• _RECORDS SHOWN_:
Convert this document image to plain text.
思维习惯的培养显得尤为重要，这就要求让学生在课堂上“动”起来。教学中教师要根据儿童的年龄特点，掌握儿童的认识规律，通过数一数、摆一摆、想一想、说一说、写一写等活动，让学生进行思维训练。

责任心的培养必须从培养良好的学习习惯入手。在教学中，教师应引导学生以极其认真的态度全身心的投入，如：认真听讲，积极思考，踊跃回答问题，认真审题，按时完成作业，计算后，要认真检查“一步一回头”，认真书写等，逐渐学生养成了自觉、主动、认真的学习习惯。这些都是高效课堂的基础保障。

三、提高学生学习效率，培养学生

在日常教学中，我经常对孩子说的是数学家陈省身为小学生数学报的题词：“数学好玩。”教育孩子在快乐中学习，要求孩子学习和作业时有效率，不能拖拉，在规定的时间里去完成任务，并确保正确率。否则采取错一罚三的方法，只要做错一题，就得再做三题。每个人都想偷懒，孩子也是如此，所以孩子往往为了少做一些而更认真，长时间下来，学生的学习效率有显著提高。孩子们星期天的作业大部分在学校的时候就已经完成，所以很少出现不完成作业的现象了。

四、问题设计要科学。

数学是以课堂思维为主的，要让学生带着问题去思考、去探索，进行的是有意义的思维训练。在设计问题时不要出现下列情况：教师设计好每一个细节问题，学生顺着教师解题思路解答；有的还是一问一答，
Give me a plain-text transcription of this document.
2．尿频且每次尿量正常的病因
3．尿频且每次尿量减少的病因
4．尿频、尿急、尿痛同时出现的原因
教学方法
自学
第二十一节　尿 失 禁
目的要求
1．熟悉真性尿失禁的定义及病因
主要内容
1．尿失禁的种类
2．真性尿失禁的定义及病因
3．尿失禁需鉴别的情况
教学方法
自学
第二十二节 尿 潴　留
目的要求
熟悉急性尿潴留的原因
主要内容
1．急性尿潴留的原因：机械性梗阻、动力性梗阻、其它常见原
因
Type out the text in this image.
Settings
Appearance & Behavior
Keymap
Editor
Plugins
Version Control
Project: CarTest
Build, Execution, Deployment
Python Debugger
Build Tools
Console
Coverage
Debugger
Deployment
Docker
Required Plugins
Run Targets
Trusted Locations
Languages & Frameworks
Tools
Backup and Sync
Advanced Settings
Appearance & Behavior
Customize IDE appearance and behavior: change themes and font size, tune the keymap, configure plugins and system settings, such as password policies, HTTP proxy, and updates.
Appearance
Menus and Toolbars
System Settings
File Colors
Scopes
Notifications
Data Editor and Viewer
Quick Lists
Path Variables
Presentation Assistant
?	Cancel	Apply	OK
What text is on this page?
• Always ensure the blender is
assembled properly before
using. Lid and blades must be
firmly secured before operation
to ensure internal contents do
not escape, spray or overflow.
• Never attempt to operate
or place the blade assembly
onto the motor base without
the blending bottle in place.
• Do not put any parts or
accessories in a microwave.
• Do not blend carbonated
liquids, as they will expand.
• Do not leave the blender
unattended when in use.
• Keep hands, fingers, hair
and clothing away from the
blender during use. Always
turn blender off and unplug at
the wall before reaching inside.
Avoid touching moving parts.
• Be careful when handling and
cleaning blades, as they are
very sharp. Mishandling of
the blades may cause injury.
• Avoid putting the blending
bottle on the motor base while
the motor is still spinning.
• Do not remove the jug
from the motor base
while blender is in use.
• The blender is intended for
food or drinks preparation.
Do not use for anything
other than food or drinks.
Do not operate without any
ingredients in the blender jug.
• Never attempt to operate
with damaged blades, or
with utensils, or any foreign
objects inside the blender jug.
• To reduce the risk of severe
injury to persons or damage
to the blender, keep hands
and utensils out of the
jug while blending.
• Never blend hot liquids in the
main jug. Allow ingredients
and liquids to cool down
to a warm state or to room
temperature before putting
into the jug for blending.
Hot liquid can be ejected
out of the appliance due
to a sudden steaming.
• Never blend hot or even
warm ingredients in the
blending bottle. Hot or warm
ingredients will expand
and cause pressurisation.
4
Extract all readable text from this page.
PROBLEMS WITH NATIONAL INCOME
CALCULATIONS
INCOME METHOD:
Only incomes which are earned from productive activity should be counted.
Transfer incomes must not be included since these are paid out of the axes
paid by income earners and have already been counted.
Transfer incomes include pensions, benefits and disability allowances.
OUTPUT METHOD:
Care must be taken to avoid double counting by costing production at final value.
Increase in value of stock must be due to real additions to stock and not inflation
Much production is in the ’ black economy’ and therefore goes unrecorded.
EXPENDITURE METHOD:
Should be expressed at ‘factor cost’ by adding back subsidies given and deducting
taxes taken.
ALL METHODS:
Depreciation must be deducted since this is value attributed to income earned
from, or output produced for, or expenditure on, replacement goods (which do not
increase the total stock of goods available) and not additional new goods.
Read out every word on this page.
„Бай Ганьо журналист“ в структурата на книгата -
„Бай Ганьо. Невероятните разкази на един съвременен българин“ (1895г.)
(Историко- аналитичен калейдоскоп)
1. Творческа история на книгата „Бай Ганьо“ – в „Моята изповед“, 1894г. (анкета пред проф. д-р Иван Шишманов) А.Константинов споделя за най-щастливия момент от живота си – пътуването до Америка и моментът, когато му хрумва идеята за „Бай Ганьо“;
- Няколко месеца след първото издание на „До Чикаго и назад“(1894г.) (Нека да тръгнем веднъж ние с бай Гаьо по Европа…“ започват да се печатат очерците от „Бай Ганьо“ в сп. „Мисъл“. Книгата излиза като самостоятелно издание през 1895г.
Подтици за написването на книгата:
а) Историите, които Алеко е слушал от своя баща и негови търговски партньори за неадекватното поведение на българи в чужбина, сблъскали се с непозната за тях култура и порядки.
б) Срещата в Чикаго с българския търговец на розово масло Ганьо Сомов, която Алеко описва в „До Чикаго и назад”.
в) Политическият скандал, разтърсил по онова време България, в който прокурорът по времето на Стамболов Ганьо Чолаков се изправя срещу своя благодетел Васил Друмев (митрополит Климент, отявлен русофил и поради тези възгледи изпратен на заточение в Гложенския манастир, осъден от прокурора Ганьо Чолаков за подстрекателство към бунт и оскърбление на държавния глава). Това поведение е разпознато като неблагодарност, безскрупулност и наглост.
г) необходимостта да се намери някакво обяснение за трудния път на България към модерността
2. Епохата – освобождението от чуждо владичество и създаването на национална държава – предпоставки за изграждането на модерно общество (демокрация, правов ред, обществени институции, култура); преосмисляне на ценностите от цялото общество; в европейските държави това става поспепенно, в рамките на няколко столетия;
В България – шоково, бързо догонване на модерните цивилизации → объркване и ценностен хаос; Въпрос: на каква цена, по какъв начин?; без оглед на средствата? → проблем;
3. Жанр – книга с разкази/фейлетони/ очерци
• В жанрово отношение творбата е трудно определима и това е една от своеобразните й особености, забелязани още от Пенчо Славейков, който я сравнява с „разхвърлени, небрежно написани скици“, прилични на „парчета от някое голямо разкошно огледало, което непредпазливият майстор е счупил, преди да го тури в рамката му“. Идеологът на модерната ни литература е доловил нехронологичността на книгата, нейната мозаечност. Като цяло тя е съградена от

• _WORK TO DO_: Reproduce all of the material above word for word.

• _WORKED SOLUTION_:
Convert this document image to plain text.
思维习惯的培养显得尤为重要，这就要求让学生在课堂上“动”起来。教学中教师要根据儿童的年龄特点，掌握儿童的认识规律，通过数一数、摆一摆、想一想、说一说、写一写等活动，让学生进行思维训练。

责任心的培养必须从培养良好的学习习惯入手。在教学中，教师应引导学生以极其认真的态度全身心的投入，如：认真听讲，积极思考，踊跃回答问题，认真审题，按时完成作业，计算后，要认真检查“一步一回头”，认真书写等，逐渐学生养成了自觉、主动、认真的学习习惯。这些都是高效课堂的基础保障。

三、提高学生学习效率，培养学生

在日常教学中，我经常对孩子说的是数学家陈省身为小学生数学报的题词：“数学好玩。”教育孩子在快乐中学习，要求孩子学习和作业时有效率，不能拖拉，在规定的时间里去完成任务，并确保正确率。否则采取错一罚三的方法，只要做错一题，就得再做三题。每个人都想偷懒，孩子也是如此，所以孩子往往为了少做一些而更认真，长时间下来，学生的学习效率有显著提高。孩子们星期天的作业大部分在学校的时候就已经完成，所以很少出现不完成作业的现象了。

四、问题设计要科学。

数学是以课堂思维为主的，要让学生带着问题去思考、去探索，进行的是有意义的思维训练。在设计问题时不要出现下列情况：教师设计好每一个细节问题，学生顺着教师解题思路解答；有的还是一问一答，
Give me a plain-text transcription of this document.
2．尿频且每次尿量正常的病因
3．尿频且每次尿量减少的病因
4．尿频、尿急、尿痛同时出现的原因
教学方法
自学
第二十一节　尿 失 禁
目的要求
1．熟悉真性尿失禁的定义及病因
主要内容
1．尿失禁的种类
2．真性尿失禁的定义及病因
3．尿失禁需鉴别的情况
教学方法
自学
第二十二节 尿 潴　留
目的要求
熟悉急性尿潴留的原因
主要内容
1．急性尿潴留的原因：机械性梗阻、动力性梗阻、其它常见原
因
Type out the text in this image.
Settings
Appearance & Behavior
Keymap
Editor
Plugins
Version Control
Project: CarTest
Build, Execution, Deployment
Python Debugger
Build Tools
Console
Coverage
Debugger
Deployment
Docker
Required Plugins
Run Targets
Trusted Locations
Languages & Frameworks
Tools
Backup and Sync
Advanced Settings
Appearance & Behavior
Customize IDE appearance and behavior: change themes and font size, tune the keymap, configure plugins and system settings, such as password policies, HTTP proxy, and updates.
Appearance
Menus and Toolbars
System Settings
File Colors
Scopes
Notifications
Data Editor and Viewer
Quick Lists
Path Variables
Presentation Assistant
?	Cancel	Apply	OK
What text is on this page?
• Always ensure the blender is
assembled properly before
using. Lid and blades must be
firmly secured before operation
to ensure internal contents do
not escape, spray or overflow.
• Never attempt to operate
or place the blade assembly
onto the motor base without
the blending bottle in place.
• Do not put any parts or
accessories in a microwave.
• Do not blend carbonated
liquids, as they will expand.
• Do not leave the blender
unattended when in use.
• Keep hands, fingers, hair
and clothing away from the
blender during use. Always
turn blender off and unplug at
the wall before reaching inside.
Avoid touching moving parts.
• Be careful when handling and
cleaning blades, as they are
very sharp. Mishandling of
the blades may cause injury.
• Avoid putting the blending
bottle on the motor base while
the motor is still spinning.
• Do not remove the jug
from the motor base
while blender is in use.
• The blender is intended for
food or drinks preparation.
Do not use for anything
other than food or drinks.
Do not operate without any
ingredients in the blender jug.
• Never attempt to operate
with damaged blades, or
with utensils, or any foreign
objects inside the blender jug.
• To reduce the risk of severe
injury to persons or damage
to the blender, keep hands
and utensils out of the
jug while blending.
• Never blend hot liquids in the
main jug. Allow ingredients
and liquids to cool down
to a warm state or to room
temperature before putting
into the jug for blending.
Hot liquid can be ejected
out of the appliance due
to a sudden steaming.
• Never blend hot or even
warm ingredients in the
blending bottle. Hot or warm
ingredients will expand
and cause pressurisation.
4
Extract all readable text from this page.
PROBLEMS WITH NATIONAL INCOME
CALCULATIONS
INCOME METHOD:
Only incomes which are earned from productive activity should be counted.
Transfer incomes must not be included since these are paid out of the axes
paid by income earners and have already been counted.
Transfer incomes include pensions, benefits and disability allowances.
OUTPUT METHOD:
Care must be taken to avoid double counting by costing production at final value.
Increase in value of stock must be due to real additions to stock and not inflation
Much production is in the ’ black economy’ and therefore goes unrecorded.
EXPENDITURE METHOD:
Should be expressed at ‘factor cost’ by adding back subsidies given and deducting
taxes taken.
ALL METHODS:
Depreciation must be deducted since this is value attributed to income earned
from, or output produced for, or expenditure on, replacement goods (which do not
increase the total stock of goods available) and not additional new goods.
Read out every word on this page.
„Бай Ганьо журналист“ в структурата на книгата -
„Бай Ганьо. Невероятните разкази на един съвременен българин“ (1895г.)
(Историко- аналитичен калейдоскоп)
1. Творческа история на книгата „Бай Ганьо“ – в „Моята изповед“, 1894г. (анкета пред проф. д-р Иван Шишманов) А.Константинов споделя за най-щастливия момент от живота си – пътуването до Америка и моментът, когато му хрумва идеята за „Бай Ганьо“;
- Няколко месеца след първото издание на „До Чикаго и назад“(1894г.) (Нека да тръгнем веднъж ние с бай Гаьо по Европа…“ започват да се печатат очерците от „Бай Ганьо“ в сп. „Мисъл“. Книгата излиза като самостоятелно издание през 1895г.
Подтици за написването на книгата:
а) Историите, които Алеко е слушал от своя баща и негови търговски партньори за неадекватното поведение на българи в чужбина, сблъскали се с непозната за тях култура и порядки.
б) Срещата в Чикаго с българския търговец на розово масло Ганьо Сомов, която Алеко описва в „До Чикаго и назад”.
в) Политическият скандал, разтърсил по онова време България, в който прокурорът по времето на Стамболов Ганьо Чолаков се изправя срещу своя благодетел Васил Друмев (митрополит Климент, отявлен русофил и поради тези възгледи изпратен на заточение в Гложенския манастир, осъден от прокурора Ганьо Чолаков за подстрекателство към бунт и оскърбление на държавния глава). Това поведение е разпознато като неблагодарност, безскрупулност и наглост.
г) необходимостта да се намери някакво обяснение за трудния път на България към модерността
2. Епохата – освобождението от чуждо владичество и създаването на национална държава – предпоставки за изграждането на модерно общество (демокрация, правов ред, обществени институции, култура); преосмисляне на ценностите от цялото общество; в европейските държави това става поспепенно, в рамките на няколко столетия;
В България – шоково, бързо догонване на модерните цивилизации → объркване и ценностен хаос; Въпрос: на каква цена, по какъв начин?; без оглед на средствата? → проблем;
3. Жанр – книга с разкази/фейлетони/ очерци
• В жанрово отношение творбата е трудно определима и това е една от своеобразните й особености, забелязани още от Пенчо Славейков, който я сравнява с „разхвърлени, небрежно написани скици“, прилични на „парчета от някое голямо разкошно огледало, което непредпазливият майстор е счупил, преди да го тури в рамката му“. Идеологът на модерната ни литература е доловил нехронологичността на книгата, нейната мозаечност. Като цяло тя е съградена от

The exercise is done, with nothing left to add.